**SHORT TASK**
Please give the count of lines holding the string "pattern" and nothing besides.

**SUPPLIED MATERIAL**
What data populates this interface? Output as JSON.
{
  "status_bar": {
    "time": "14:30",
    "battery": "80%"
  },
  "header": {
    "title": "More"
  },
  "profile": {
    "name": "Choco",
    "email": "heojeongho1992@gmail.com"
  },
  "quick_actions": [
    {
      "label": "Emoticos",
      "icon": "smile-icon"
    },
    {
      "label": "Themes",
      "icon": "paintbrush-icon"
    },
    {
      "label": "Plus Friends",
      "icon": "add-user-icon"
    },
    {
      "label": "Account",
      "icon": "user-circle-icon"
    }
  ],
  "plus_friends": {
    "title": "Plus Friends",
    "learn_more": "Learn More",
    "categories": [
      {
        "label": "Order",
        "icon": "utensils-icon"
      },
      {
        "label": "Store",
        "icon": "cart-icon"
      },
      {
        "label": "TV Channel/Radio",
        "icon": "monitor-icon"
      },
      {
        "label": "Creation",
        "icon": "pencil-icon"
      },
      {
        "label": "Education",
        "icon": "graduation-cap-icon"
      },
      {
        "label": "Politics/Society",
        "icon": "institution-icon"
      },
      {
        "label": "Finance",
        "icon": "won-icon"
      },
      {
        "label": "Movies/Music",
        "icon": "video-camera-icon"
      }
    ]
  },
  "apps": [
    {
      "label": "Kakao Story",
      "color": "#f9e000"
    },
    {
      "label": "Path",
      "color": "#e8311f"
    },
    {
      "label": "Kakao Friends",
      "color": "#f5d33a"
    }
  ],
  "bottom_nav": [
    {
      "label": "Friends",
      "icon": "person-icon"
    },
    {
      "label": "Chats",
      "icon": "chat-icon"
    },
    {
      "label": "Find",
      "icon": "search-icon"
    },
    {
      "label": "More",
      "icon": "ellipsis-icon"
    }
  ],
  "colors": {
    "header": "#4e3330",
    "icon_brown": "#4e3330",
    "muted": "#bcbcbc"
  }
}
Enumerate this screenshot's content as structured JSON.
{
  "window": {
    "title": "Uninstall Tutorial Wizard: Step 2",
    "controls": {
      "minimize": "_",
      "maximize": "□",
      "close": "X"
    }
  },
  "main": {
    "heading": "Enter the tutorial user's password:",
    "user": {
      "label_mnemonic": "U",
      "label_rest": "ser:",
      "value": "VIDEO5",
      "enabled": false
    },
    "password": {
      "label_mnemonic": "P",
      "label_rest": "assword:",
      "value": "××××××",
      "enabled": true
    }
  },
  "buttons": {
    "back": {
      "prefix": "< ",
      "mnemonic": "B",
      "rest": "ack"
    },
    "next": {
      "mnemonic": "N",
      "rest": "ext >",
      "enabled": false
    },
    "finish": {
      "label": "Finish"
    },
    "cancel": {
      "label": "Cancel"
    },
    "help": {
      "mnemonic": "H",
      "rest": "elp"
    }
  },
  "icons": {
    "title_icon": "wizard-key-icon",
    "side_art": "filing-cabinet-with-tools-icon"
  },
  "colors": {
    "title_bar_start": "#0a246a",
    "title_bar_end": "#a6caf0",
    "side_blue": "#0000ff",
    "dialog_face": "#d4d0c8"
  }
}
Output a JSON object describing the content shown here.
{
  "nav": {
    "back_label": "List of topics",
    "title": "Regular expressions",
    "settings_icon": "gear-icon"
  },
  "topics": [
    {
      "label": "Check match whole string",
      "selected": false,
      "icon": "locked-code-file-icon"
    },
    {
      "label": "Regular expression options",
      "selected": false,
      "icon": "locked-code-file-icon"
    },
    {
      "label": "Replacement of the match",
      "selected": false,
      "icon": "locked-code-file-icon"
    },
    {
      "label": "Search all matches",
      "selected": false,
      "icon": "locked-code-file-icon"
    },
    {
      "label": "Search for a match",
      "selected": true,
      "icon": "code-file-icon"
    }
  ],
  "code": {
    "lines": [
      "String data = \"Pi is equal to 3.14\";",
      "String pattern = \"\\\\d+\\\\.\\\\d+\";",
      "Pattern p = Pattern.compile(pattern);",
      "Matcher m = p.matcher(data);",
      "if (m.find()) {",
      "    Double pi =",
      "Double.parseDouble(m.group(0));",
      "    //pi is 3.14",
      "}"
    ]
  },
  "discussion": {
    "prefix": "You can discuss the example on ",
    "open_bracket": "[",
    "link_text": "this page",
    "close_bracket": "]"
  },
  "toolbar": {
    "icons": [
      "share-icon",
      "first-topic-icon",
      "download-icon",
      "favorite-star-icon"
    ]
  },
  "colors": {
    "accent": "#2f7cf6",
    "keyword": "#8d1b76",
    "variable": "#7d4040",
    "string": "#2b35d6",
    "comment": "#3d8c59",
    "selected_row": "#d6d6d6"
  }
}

**SOLUTION BELOW**
2